# Given exercise
Give an exact copy of every line, leaving images out.

# Entries provided
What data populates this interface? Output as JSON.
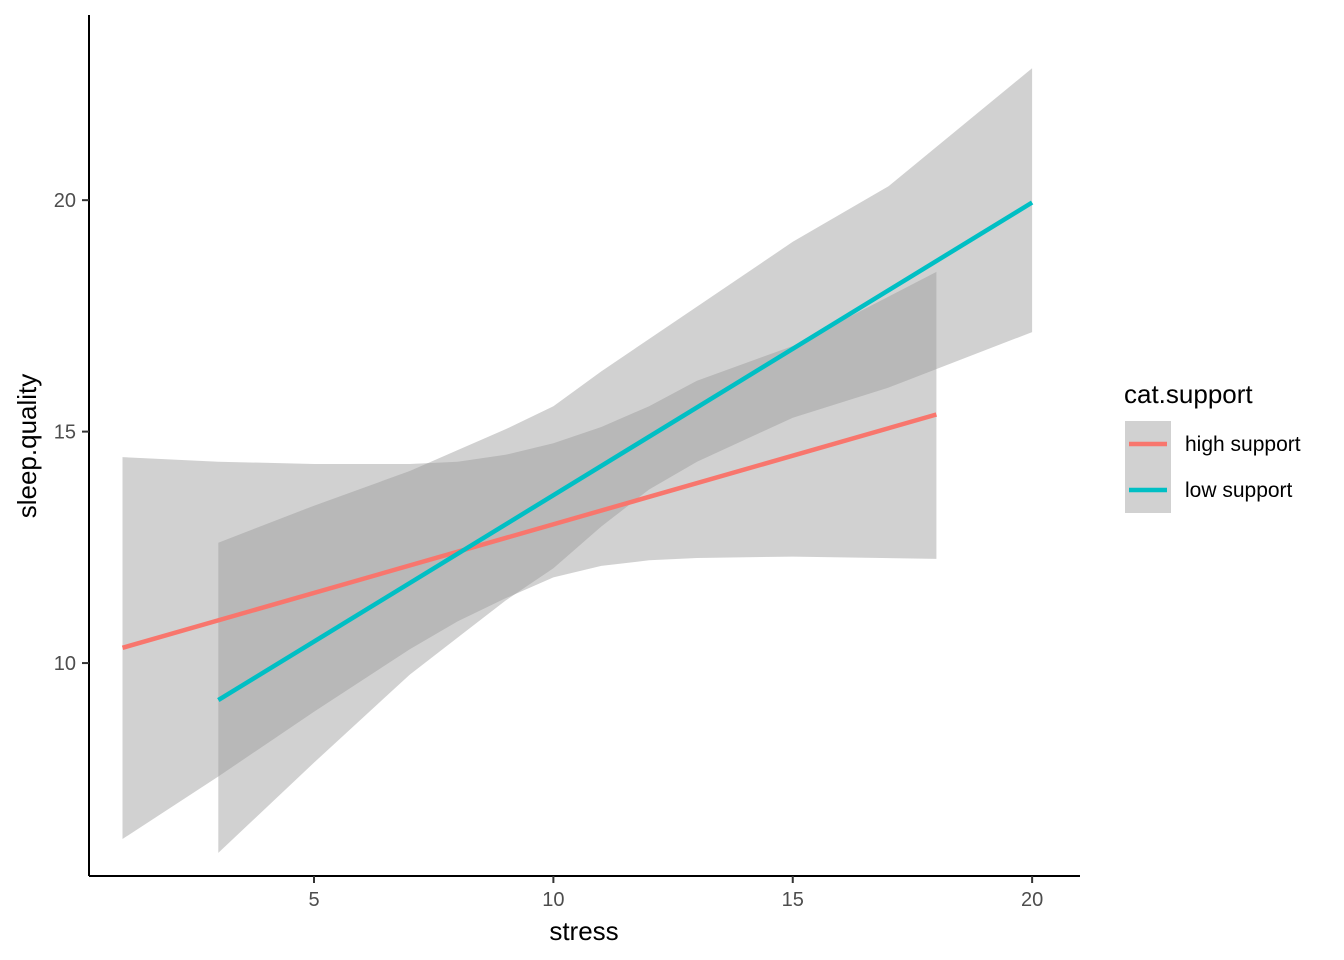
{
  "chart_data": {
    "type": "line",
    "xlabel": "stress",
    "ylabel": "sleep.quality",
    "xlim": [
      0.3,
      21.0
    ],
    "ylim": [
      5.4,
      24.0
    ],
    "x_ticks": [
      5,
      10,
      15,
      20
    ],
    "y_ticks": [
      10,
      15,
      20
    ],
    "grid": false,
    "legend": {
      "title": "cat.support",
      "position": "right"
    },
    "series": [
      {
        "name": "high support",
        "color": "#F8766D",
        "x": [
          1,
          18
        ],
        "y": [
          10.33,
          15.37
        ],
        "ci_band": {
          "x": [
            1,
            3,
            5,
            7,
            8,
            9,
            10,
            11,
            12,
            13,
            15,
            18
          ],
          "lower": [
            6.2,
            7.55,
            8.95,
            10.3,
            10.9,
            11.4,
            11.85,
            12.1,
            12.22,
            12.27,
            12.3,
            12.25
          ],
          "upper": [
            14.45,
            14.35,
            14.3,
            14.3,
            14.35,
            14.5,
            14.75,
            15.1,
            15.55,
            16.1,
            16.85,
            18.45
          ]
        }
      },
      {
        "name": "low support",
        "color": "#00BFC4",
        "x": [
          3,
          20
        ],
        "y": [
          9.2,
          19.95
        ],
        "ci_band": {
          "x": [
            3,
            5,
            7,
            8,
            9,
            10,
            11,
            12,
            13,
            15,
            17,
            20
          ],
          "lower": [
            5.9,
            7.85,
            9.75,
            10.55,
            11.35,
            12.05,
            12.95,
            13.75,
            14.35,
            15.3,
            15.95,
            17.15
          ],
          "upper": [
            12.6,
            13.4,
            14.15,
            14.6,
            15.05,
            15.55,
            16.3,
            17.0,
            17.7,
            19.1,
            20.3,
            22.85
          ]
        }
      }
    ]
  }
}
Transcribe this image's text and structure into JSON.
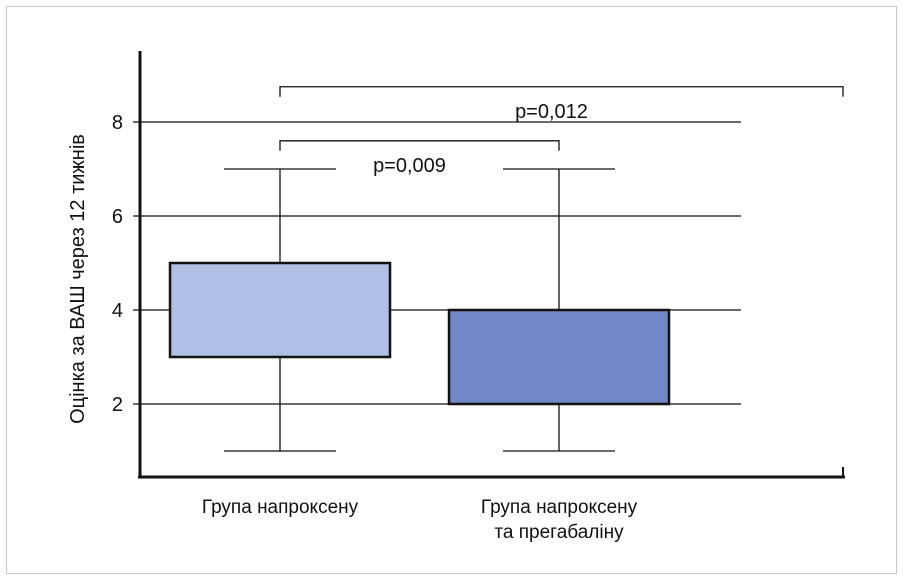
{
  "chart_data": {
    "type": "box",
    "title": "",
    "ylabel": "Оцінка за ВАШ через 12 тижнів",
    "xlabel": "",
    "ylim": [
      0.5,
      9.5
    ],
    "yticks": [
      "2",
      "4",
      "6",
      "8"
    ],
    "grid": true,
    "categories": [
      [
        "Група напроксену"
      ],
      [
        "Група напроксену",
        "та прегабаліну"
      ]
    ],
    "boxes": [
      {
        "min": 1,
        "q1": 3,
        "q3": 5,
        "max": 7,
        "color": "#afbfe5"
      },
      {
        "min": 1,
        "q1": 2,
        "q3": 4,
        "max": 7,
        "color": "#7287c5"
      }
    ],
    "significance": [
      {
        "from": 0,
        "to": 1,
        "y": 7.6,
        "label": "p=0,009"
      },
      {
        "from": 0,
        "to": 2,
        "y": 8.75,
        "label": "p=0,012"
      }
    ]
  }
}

# Reply
What data populates this interface? Output as JSON.
{
  "chart_data": {
    "type": "line",
    "xlabel": "stress",
    "ylabel": "sleep.quality",
    "xlim": [
      0.3,
      21.0
    ],
    "ylim": [
      5.4,
      24.0
    ],
    "x_ticks": [
      5,
      10,
      15,
      20
    ],
    "y_ticks": [
      10,
      15,
      20
    ],
    "grid": false,
    "legend": {
      "title": "cat.support",
      "position": "right"
    },
    "series": [
      {
        "name": "high support",
        "color": "#F8766D",
        "x": [
          1,
          18
        ],
        "y": [
          10.33,
          15.37
        ],
        "ci_band": {
          "x": [
            1,
            3,
            5,
            7,
            8,
            9,
            10,
            11,
            12,
            13,
            15,
            18
          ],
          "lower": [
            6.2,
            7.55,
            8.95,
            10.3,
            10.9,
            11.4,
            11.85,
            12.1,
            12.22,
            12.27,
            12.3,
            12.25
          ],
          "upper": [
            14.45,
            14.35,
            14.3,
            14.3,
            14.35,
            14.5,
            14.75,
            15.1,
            15.55,
            16.1,
            16.85,
            18.45
          ]
        }
      },
      {
        "name": "low support",
        "color": "#00BFC4",
        "x": [
          3,
          20
        ],
        "y": [
          9.2,
          19.95
        ],
        "ci_band": {
          "x": [
            3,
            5,
            7,
            8,
            9,
            10,
            11,
            12,
            13,
            15,
            17,
            20
          ],
          "lower": [
            5.9,
            7.85,
            9.75,
            10.55,
            11.35,
            12.05,
            12.95,
            13.75,
            14.35,
            15.3,
            15.95,
            17.15
          ],
          "upper": [
            12.6,
            13.4,
            14.15,
            14.6,
            15.05,
            15.55,
            16.3,
            17.0,
            17.7,
            19.1,
            20.3,
            22.85
          ]
        }
      }
    ]
  }
}
Transcribe this image's text and structure into JSON.
{
  "chart_data": {
    "type": "box",
    "title": "",
    "ylabel": "Оцінка за ВАШ через 12 тижнів",
    "xlabel": "",
    "ylim": [
      0.5,
      9.5
    ],
    "yticks": [
      "2",
      "4",
      "6",
      "8"
    ],
    "grid": true,
    "categories": [
      [
        "Група напроксену"
      ],
      [
        "Група напроксену",
        "та прегабаліну"
      ]
    ],
    "boxes": [
      {
        "min": 1,
        "q1": 3,
        "q3": 5,
        "max": 7,
        "color": "#afbfe5"
      },
      {
        "min": 1,
        "q1": 2,
        "q3": 4,
        "max": 7,
        "color": "#7287c5"
      }
    ],
    "significance": [
      {
        "from": 0,
        "to": 1,
        "y": 7.6,
        "label": "p=0,009"
      },
      {
        "from": 0,
        "to": 2,
        "y": 8.75,
        "label": "p=0,012"
      }
    ]
  }
}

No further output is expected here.